>> START INFORMATION GIVEN

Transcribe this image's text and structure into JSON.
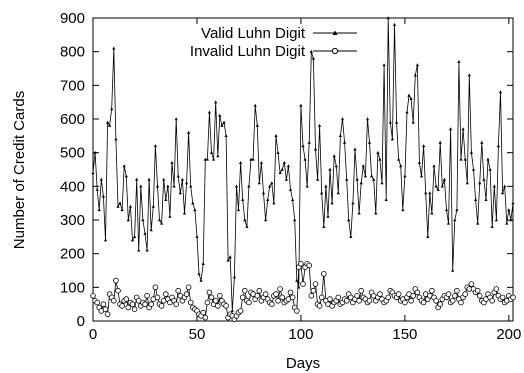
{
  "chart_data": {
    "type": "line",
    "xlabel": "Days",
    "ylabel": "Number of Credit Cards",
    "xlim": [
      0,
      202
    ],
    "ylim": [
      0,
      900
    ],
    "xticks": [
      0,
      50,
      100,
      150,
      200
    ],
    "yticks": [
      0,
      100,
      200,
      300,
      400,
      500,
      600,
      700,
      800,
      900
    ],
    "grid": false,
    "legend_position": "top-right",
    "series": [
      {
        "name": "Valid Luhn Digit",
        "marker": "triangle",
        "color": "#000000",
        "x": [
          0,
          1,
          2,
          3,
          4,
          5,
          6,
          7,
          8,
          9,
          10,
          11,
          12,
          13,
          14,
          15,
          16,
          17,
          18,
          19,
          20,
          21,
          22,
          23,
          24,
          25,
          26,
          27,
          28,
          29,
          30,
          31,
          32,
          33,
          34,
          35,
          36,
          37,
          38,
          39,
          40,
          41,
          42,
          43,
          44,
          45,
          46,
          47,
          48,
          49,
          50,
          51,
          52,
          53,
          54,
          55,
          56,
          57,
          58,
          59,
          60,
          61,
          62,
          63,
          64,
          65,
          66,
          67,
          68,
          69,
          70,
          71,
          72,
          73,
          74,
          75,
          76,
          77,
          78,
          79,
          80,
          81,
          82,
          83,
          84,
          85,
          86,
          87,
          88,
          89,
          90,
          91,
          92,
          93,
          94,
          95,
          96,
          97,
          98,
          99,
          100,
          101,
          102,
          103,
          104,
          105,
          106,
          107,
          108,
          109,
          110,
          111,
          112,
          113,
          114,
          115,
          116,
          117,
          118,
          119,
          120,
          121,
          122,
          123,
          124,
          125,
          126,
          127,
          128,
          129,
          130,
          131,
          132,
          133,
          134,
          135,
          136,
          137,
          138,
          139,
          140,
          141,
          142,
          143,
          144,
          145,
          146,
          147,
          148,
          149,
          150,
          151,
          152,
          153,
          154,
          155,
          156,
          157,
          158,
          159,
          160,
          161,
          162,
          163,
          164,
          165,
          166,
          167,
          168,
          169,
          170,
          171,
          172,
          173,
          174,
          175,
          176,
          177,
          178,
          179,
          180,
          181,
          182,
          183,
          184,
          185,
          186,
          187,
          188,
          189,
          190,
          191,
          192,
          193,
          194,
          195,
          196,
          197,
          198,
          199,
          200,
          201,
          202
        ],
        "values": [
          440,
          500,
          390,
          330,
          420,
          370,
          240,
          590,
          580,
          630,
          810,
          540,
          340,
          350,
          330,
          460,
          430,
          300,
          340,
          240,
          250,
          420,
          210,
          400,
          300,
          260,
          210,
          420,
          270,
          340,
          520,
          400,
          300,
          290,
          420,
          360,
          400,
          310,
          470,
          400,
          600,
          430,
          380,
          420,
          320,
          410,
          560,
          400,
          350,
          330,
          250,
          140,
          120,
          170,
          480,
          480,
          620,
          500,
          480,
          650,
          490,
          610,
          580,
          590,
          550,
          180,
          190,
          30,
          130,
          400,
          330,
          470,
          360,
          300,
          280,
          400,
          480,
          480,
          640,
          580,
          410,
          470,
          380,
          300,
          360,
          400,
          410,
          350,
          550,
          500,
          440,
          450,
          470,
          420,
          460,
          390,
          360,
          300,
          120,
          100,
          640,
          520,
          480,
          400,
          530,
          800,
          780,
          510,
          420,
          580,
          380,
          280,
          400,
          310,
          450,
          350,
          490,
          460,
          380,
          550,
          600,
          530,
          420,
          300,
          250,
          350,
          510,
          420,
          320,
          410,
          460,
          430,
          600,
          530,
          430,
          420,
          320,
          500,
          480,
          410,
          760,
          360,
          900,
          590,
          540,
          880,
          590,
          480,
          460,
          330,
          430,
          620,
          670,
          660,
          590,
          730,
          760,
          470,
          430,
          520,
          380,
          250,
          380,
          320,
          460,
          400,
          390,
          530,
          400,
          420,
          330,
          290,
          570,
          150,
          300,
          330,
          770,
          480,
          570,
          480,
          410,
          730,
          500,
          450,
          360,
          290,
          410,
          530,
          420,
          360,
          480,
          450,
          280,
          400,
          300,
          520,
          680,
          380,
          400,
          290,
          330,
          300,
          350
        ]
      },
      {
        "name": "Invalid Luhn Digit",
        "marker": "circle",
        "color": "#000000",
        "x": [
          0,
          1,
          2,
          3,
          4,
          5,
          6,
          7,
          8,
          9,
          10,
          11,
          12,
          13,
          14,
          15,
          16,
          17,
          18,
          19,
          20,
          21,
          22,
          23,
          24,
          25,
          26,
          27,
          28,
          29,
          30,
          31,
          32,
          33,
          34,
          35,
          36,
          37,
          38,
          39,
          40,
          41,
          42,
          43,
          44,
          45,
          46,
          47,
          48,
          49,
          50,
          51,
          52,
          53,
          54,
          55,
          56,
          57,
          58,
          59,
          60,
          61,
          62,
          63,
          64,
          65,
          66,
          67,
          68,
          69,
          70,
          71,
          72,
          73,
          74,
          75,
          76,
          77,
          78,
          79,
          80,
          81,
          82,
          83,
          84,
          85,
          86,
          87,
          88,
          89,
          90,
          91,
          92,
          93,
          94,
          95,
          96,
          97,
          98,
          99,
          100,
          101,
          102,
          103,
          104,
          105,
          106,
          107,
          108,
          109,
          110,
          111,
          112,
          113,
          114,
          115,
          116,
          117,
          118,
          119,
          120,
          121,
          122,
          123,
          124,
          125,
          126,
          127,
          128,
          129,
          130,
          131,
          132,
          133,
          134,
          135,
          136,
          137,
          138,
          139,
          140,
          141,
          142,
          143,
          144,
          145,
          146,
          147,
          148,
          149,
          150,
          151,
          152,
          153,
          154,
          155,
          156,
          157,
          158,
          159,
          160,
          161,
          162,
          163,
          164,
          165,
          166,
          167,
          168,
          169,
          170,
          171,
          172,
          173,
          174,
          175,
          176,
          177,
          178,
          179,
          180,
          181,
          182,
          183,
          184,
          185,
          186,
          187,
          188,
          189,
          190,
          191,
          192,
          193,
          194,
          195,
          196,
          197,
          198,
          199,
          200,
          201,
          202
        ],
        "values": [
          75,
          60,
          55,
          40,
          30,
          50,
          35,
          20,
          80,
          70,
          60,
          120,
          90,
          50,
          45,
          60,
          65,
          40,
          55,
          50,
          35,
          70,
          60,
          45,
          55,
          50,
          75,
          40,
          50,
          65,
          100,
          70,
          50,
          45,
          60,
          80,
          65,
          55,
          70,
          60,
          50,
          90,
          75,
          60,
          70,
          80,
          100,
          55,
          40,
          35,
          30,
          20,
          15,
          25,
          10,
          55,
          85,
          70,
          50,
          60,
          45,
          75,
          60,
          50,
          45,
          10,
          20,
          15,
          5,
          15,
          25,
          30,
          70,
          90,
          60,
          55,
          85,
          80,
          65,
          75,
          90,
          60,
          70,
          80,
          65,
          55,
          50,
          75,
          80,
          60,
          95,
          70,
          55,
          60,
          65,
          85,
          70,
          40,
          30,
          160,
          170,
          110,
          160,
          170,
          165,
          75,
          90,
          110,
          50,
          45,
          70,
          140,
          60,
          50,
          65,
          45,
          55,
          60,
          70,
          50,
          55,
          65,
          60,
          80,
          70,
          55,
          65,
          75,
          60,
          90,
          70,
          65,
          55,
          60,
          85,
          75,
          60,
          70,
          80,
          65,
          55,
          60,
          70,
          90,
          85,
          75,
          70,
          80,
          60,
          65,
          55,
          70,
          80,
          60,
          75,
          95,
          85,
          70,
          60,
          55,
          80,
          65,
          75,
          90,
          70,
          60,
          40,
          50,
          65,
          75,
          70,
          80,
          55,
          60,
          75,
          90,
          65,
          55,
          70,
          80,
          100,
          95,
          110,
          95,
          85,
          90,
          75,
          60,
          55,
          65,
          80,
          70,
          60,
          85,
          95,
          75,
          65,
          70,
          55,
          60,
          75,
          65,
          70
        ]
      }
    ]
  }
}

>> END INFORMATION GIVEN
>> START INFORMATION GIVEN

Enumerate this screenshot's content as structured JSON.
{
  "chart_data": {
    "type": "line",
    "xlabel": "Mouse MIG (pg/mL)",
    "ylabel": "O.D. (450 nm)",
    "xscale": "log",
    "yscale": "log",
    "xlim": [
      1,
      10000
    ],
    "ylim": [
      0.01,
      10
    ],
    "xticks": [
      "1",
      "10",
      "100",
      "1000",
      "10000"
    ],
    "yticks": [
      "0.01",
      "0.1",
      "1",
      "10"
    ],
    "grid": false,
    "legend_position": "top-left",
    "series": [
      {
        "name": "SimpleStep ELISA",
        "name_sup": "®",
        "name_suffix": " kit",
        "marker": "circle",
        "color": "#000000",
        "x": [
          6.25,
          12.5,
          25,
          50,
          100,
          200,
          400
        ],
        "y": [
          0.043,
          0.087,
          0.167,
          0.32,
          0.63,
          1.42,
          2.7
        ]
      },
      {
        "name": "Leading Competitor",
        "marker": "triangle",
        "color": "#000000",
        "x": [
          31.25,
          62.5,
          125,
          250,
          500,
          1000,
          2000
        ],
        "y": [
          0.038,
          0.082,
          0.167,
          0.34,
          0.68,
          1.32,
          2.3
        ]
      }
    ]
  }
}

>> END INFORMATION GIVEN

GOAL: Go through the data and gather every line that holds "Luhn".

CORRECT ANSWER:
        "name": "Valid Luhn Digit",
        "name": "Invalid Luhn Digit",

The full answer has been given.